§ **Your task**
Filter this data down to the lines that hold "себя", and copy them.

§ **Material for the task**
+++

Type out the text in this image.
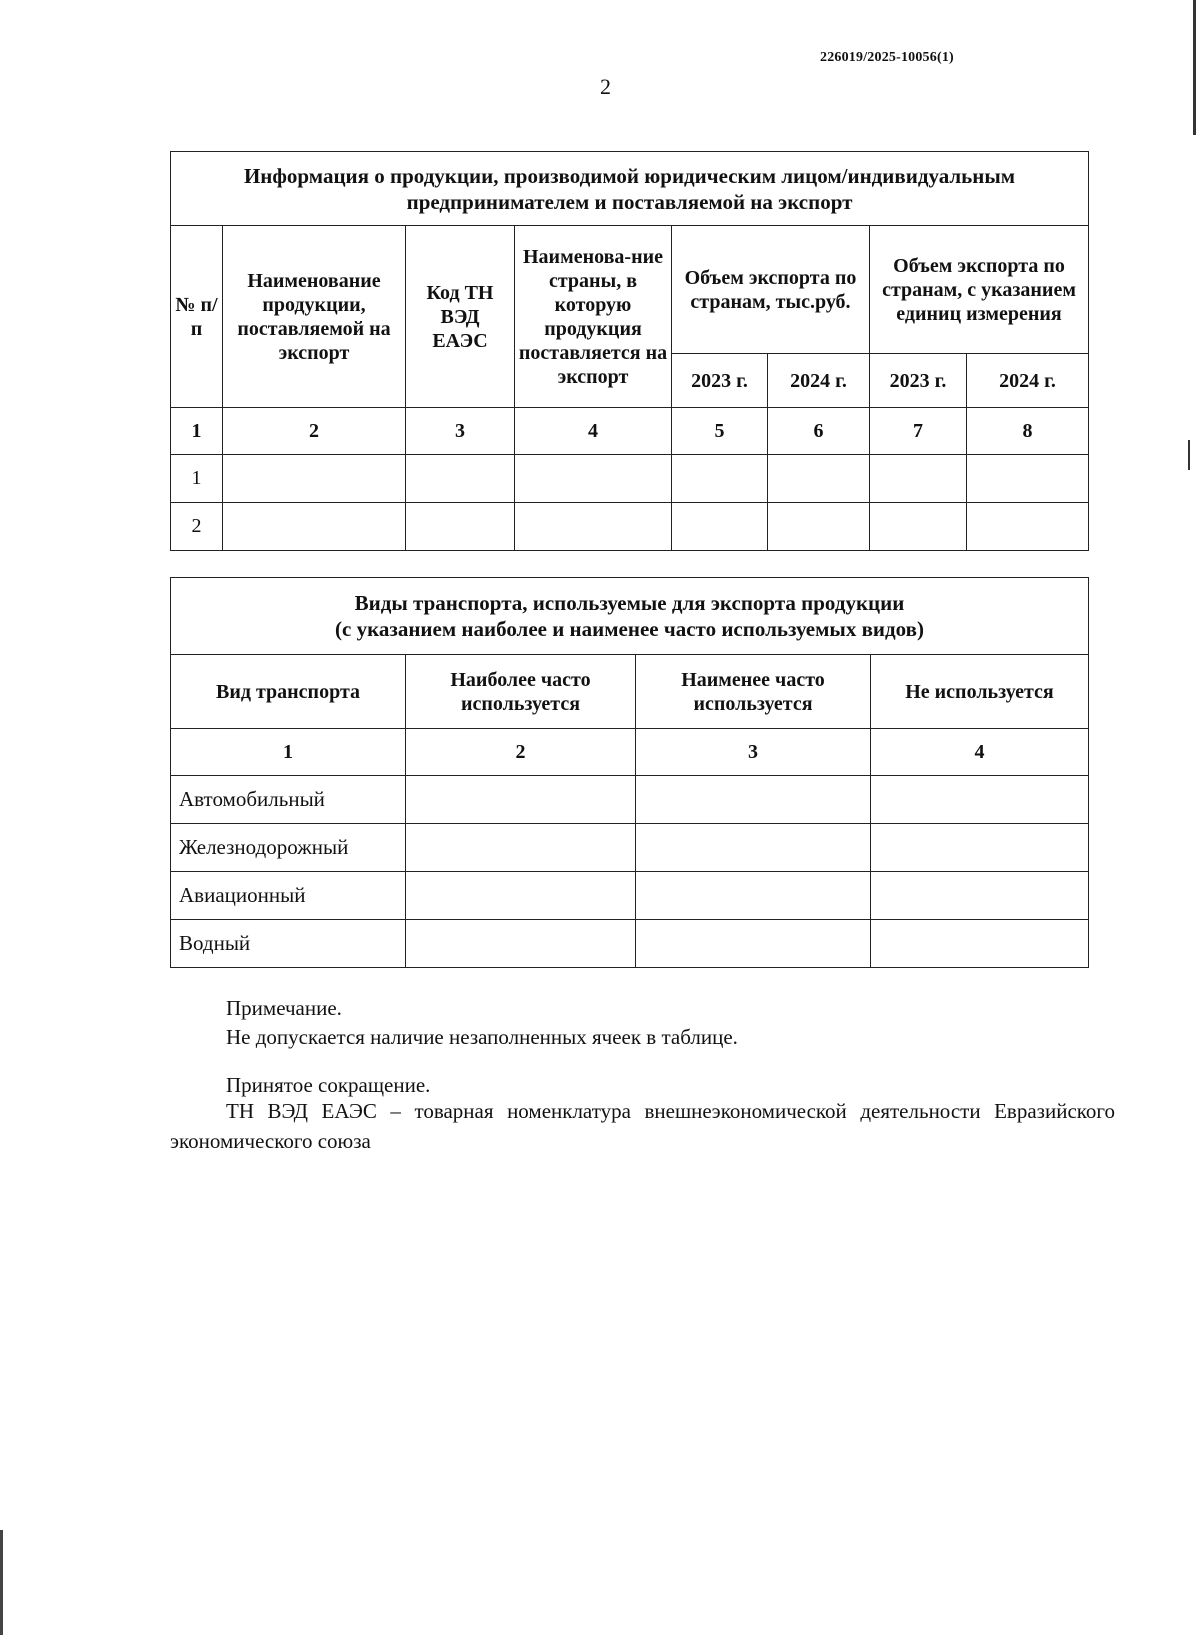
226019/2025-10056(1)
2
Информация о продукции, производимой юридическим лицом/индивидуальным предпринимателем и поставляемой на экспорт							
№ п/п	Наименование продукции, поставляемой на экспорт	Код ТН ВЭД ЕАЭС	Наименова-ние страны, в которую продукция поставляется на экспорт	Объем экспорта по странам, тыс.руб.		Объем экспорта по странам, с указанием единиц измерения	
				2023 г.	2024 г.	2023 г.	2024 г.
1	2	3	4	5	6	7	8
1							
2							
Виды транспорта, используемые для экспорта продукции
(с указанием наиболее и наименее часто используемых видов)			

Вид транспорта	Наиболее часто используется	Наименее часто используется	Не используется
1	2	3	4
Автомобильный			
Железнодорожный			
Авиационный			
Водный			
Примечание.
Не допускается наличие незаполненных ячеек в таблице.
Принятое сокращение.
ТН ВЭД ЕАЭС – товарная номенклатура внешнеэкономической деятельности Евразийского экономического союза
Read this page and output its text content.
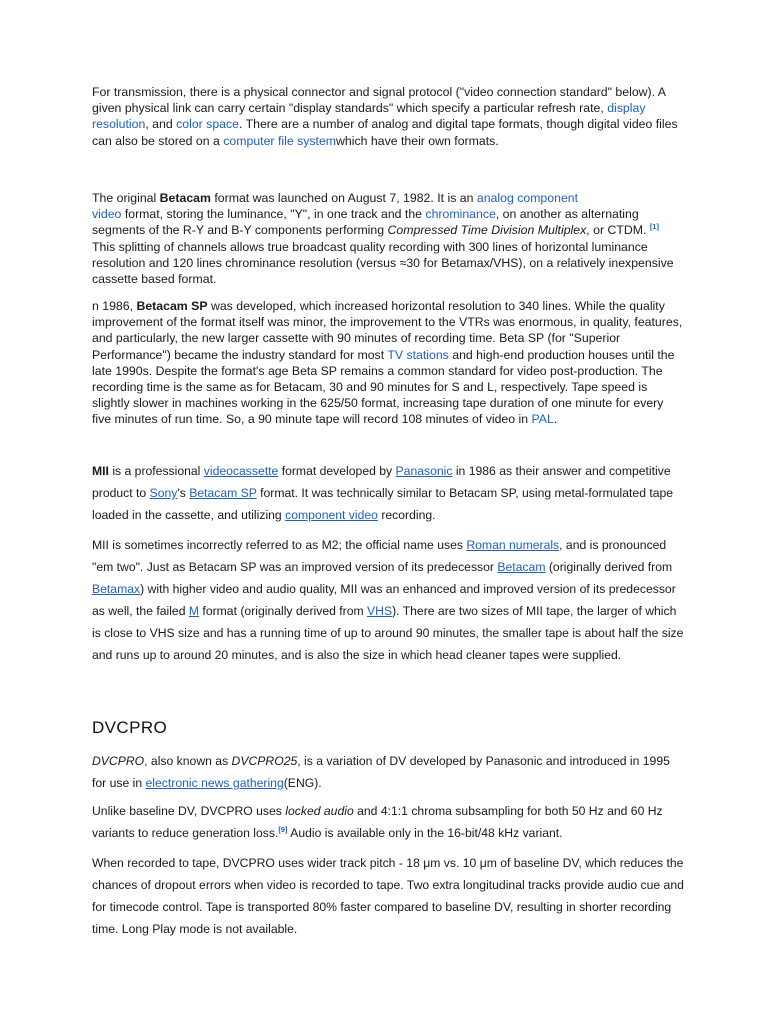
For transmission, there is a physical connector and signal protocol ("video connection standard" below). A given physical link can carry certain "display standards" which specify a particular refresh rate, display resolution, and color space. There are a number of analog and digital tape formats, though digital video files can also be stored on a computer file systemwhich have their own formats.

The original Betacam format was launched on August 7, 1982. It is an analog component
video format, storing the luminance, "Y", in one track and the chrominance, on another as alternating segments of the R-Y and B-Y components performing Compressed Time Division Multiplex, or CTDM. [1] This splitting of channels allows true broadcast quality recording with 300 lines of horizontal luminance resolution and 120 lines chrominance resolution (versus ≈30 for Betamax/VHS), on a relatively inexpensive cassette based format.

n 1986, Betacam SP was developed, which increased horizontal resolution to 340 lines. While the quality improvement of the format itself was minor, the improvement to the VTRs was enormous, in quality, features, and particularly, the new larger cassette with 90 minutes of recording time. Beta SP (for "Superior Performance") became the industry standard for most TV stations and high-end production houses until the late 1990s. Despite the format's age Beta SP remains a common standard for video post-production. The recording time is the same as for Betacam, 30 and 90 minutes for S and L, respectively. Tape speed is slightly slower in machines working in the 625/50 format, increasing tape duration of one minute for every five minutes of run time. So, a 90 minute tape will record 108 minutes of video in PAL.

MII is a professional videocassette format developed by Panasonic in 1986 as their answer and competitive product to Sony's Betacam SP format. It was technically similar to Betacam SP, using metal-formulated tape loaded in the cassette, and utilizing component video recording.

MII is sometimes incorrectly referred to as M2; the official name uses Roman numerals, and is pronounced "em two". Just as Betacam SP was an improved version of its predecessor Betacam (originally derived from Betamax) with higher video and audio quality, MII was an enhanced and improved version of its predecessor as well, the failed M format (originally derived from VHS). There are two sizes of MII tape, the larger of which is close to VHS size and has a running time of up to around 90 minutes, the smaller tape is about half the size and runs up to around 20 minutes, and is also the size in which head cleaner tapes were supplied.

DVCPRO

DVCPRO, also known as DVCPRO25, is a variation of DV developed by Panasonic and introduced in 1995 for use in electronic news gathering(ENG).

Unlike baseline DV, DVCPRO uses locked audio and 4:1:1 chroma subsampling for both 50 Hz and 60 Hz variants to reduce generation loss.[9] Audio is available only in the 16-bit/48 kHz variant.

When recorded to tape, DVCPRO uses wider track pitch - 18 μm vs. 10 μm of baseline DV, which reduces the chances of dropout errors when video is recorded to tape. Two extra longitudinal tracks provide audio cue and for timecode control. Tape is transported 80% faster compared to baseline DV, resulting in shorter recording time. Long Play mode is not available.
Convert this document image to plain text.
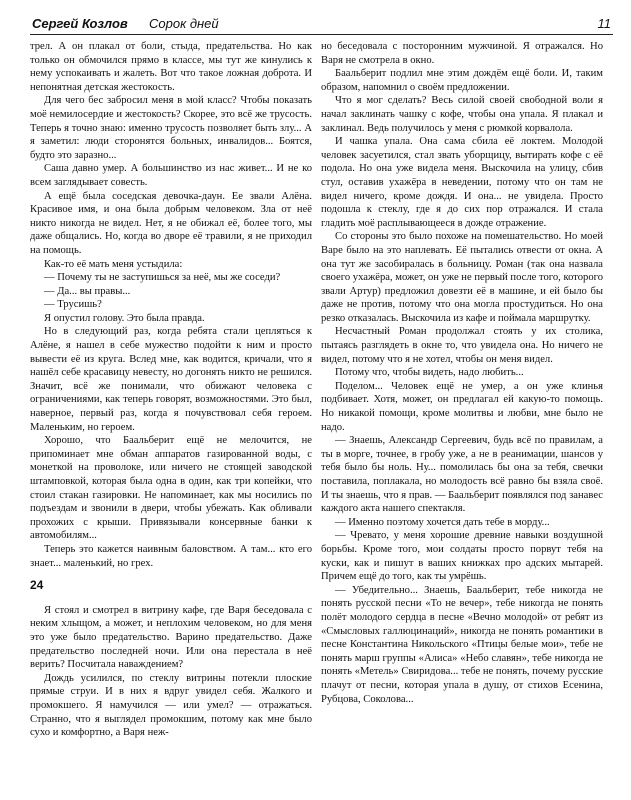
Сергей Козлов Сорок дней	11

трел. А он плакал от боли, стыда, предательства. Но как только он обмочился прямо в классе, мы тут же кинулись к нему успокаивать и жалеть. Вот что такое ложная доброта. И непонятная детская жестокость.

Для чего бес забросил меня в мой класс? Чтобы показать моё немилосердие и жестокость? Скорее, это всё же трусость. Теперь я точно знаю: именно трусость позволяет быть злу... А я заметил: люди сторонятся больных, инвалидов... Боятся, будто это заразно...

Саша давно умер. А большинство из нас живет... И не ко всем заглядывает совесть.

А ещё была соседская девочка-даун. Ее звали Алёна. Красивое имя, и она была добрым человеком. Зла от неё никто никогда не видел. Нет, я не обижал её, более того, мы даже общались. Но, когда во дворе её травили, я не приходил на помощь.

Как-то её мать меня устыдила:

— Почему ты не заступишься за неё, мы же соседи?

— Да... вы правы...

— Трусишь?

Я опустил голову. Это была правда.

Но в следующий раз, когда ребята стали цепляться к Алёне, я нашел в себе мужество подойти к ним и просто вывести её из круга. Вслед мне, как водится, кричали, что я нашёл себе красавицу невесту, но догонять никто не решился. Значит, всё же понимали, что обижают человека с ограничениями, как теперь говорят, возможностями. Это был, наверное, первый раз, когда я почувствовал себя героем. Маленьким, но героем.

Хорошо, что Баальберит ещё не мелочится, не припоминает мне обман аппаратов газированной воды, с монеткой на проволоке, или ничего не стоящей заводской штамповкой, которая была одна в один, как три копейки, что стоил стакан газировки. Не напоминает, как мы носились по подъездам и звонили в двери, чтобы убежать. Как обливали прохожих с крыши. Привязывали консервные банки к автомобилям...

Теперь это кажется наивным баловством. А там... кто его знает... маленький, но грех.

24

Я стоял и смотрел в витрину кафе, где Варя беседовала с неким хлыщом, а может, и неплохим человеком, но для меня это уже было предательство. Варино предательство. Даже предательство последней ночи. Или она перестала в неё верить? Посчитала наваждением?

Дождь усилился, по стеклу витрины потекли плоские прямые струи. И в них я вдруг увидел себя. Жалкого и промокшего. Я намучился — или умел? — отражаться. Странно, что я выглядел промокшим, потому как мне было сухо и комфортно, а Варя неж-

но беседовала с посторонним мужчиной. Я отражался. Но Варя не смотрела в окно.

Баальберит подлил мне этим дождём ещё боли. И, таким образом, напомнил о своём предложении.

Что я мог сделать? Весь силой своей свободной воли я начал заклинать чашку с кофе, чтобы она упала. Я плакал и заклинал. Ведь получилось у меня с рюмкой корвалола.

И чашка упала. Она сама сбила её локтем. Молодой человек засуетился, стал звать уборщицу, вытирать кофе с её подола. Но она уже видела меня. Выскочила на улицу, сбив стул, оставив ухажёра в неведении, потому что он там не видел ничего, кроме дождя. И она... не увидела. Просто подошла к стеклу, где я до сих пор отражался. И стала гладить моё расплывающееся в дожде отражение.

Со стороны это было похоже на помешательство. Но моей Варе было на это наплевать. Её пытались отвести от окна. А она тут же засобиралась в больницу. Роман (так она назвала своего ухажёра, может, он уже не первый после того, которого звали Артур) предложил довезти её в машине, и ей было бы даже не против, потому что она могла простудиться. Но она резко отказалась. Выскочила из кафе и поймала маршрутку.

Несчастный Роман продолжал стоять у их столика, пытаясь разглядеть в окне то, что увидела она. Но ничего не видел, потому что я не хотел, чтобы он меня видел.

Потому что, чтобы видеть, надо любить...

Поделом... Человек ещё не умер, а он уже клинья подбивает. Хотя, может, он предлагал ей какую-то помощь. Но никакой помощи, кроме молитвы и любви, мне было не надо.

— Знаешь, Александр Сергеевич, будь всё по правилам, а ты в морге, точнее, в гробу уже, а не в реанимации, шансов у тебя было бы ноль. Ну... помолилась бы она за тебя, свечки поставила, поплакала, но молодость всё равно бы взяла своё. И ты знаешь, что я прав. — Баальберит появлялся под занавес каждого акта нашего спектакля.

— Именно поэтому хочется дать тебе в морду...

— Чревато, у меня хорошие древние навыки воздушной борьбы. Кроме того, мои солдаты просто порвут тебя на куски, как и пишут в ваших книжках про адских мытарей. Причем ещё до того, как ты умрёшь.

— Убедительно... Знаешь, Баальберит, тебе никогда не понять русской песни «То не вечер», тебе никогда не понять полёт молодого сердца в песне «Вечно молодой» от ребят из «Смысловых галлюцинаций», никогда не понять романтики в песне Константина Никольского «Птицы белые мои», тебе не понять марш группы «Алиса» «Небо славян», тебе никогда не понять «Метель» Свиридова... тебе не понять, почему русские плачут от песни, которая упала в душу, от стихов Есенина, Рубцова, Соколова...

+++

§ **Expected answer**
Но в следующий раз, когда ребята стали цепляться к Алёне, я нашел в себе мужество подойти к ним и просто вывести её из круга. Вслед мне, как водится, кричали, что я нашёл себе красавицу невесту, но догонять никто не решился. Значит, всё же понимали, что обижают человека с ограничениями, как теперь говорят, возможностями. Это был, наверное, первый раз, когда я почувствовал себя героем. Маленьким, но героем.
Дождь усилился, по стеклу витрины потекли плоские прямые струи. И в них я вдруг увидел себя. Жалкого и промокшего. Я намучился — или умел? — отражаться. Странно, что я выглядел промокшим, потому как мне было сухо и комфортно, а Варя неж-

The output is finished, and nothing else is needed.